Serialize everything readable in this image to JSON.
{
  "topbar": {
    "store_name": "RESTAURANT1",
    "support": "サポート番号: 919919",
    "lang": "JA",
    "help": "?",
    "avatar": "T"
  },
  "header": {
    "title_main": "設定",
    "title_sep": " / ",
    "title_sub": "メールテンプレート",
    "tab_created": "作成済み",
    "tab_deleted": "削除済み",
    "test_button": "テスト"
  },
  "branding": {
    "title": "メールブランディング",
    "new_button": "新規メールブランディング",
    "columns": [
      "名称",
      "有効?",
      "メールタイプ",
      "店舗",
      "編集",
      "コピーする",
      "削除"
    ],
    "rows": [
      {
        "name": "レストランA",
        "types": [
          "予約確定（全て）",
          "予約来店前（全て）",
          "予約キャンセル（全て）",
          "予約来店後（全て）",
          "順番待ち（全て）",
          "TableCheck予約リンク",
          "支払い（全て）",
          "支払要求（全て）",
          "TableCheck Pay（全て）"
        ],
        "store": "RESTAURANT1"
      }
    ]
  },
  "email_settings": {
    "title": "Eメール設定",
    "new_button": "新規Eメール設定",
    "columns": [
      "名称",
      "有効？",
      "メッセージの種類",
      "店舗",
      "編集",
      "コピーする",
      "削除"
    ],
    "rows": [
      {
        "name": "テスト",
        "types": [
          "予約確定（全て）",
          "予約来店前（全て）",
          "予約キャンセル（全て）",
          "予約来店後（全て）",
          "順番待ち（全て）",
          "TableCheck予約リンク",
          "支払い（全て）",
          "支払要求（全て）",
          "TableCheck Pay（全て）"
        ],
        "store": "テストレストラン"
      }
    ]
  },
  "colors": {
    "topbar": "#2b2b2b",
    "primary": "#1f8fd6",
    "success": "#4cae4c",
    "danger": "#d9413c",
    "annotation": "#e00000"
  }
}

• **Task details**
Each record must be returned exactly as it is written.

• **Reply to the task**
Serialize everything readable in this image to JSON.
{
  "topbar": {
    "store_name": "RESTAURANT1",
    "support": "サポート番号: 919919",
    "lang": "JA",
    "help": "?",
    "avatar": "T"
  },
  "header": {
    "title_main": "設定",
    "title_sep": " / ",
    "title_sub": "メールテンプレート",
    "tab_created": "作成済み",
    "tab_deleted": "削除済み",
    "test_button": "テスト"
  },
  "branding": {
    "title": "メールブランディング",
    "new_button": "新規メールブランディング",
    "columns": [
      "名称",
      "有効?",
      "メールタイプ",
      "店舗",
      "編集",
      "コピーする",
      "削除"
    ],
    "rows": [
      {
        "name": "レストランA",
        "types": [
          "予約確定（全て）",
          "予約来店前（全て）",
          "予約キャンセル（全て）",
          "予約来店後（全て）",
          "順番待ち（全て）",
          "TableCheck予約リンク",
          "支払い（全て）",
          "支払要求（全て）",
          "TableCheck Pay（全て）"
        ],
        "store": "RESTAURANT1"
      }
    ]
  },
  "email_settings": {
    "title": "Eメール設定",
    "new_button": "新規Eメール設定",
    "columns": [
      "名称",
      "有効？",
      "メッセージの種類",
      "店舗",
      "編集",
      "コピーする",
      "削除"
    ],
    "rows": [
      {
        "name": "テスト",
        "types": [
          "予約確定（全て）",
          "予約来店前（全て）",
          "予約キャンセル（全て）",
          "予約来店後（全て）",
          "順番待ち（全て）",
          "TableCheck予約リンク",
          "支払い（全て）",
          "支払要求（全て）",
          "TableCheck Pay（全て）"
        ],
        "store": "テストレストラン"
      }
    ]
  },
  "colors": {
    "topbar": "#2b2b2b",
    "primary": "#1f8fd6",
    "success": "#4cae4c",
    "danger": "#d9413c",
    "annotation": "#e00000"
  }
}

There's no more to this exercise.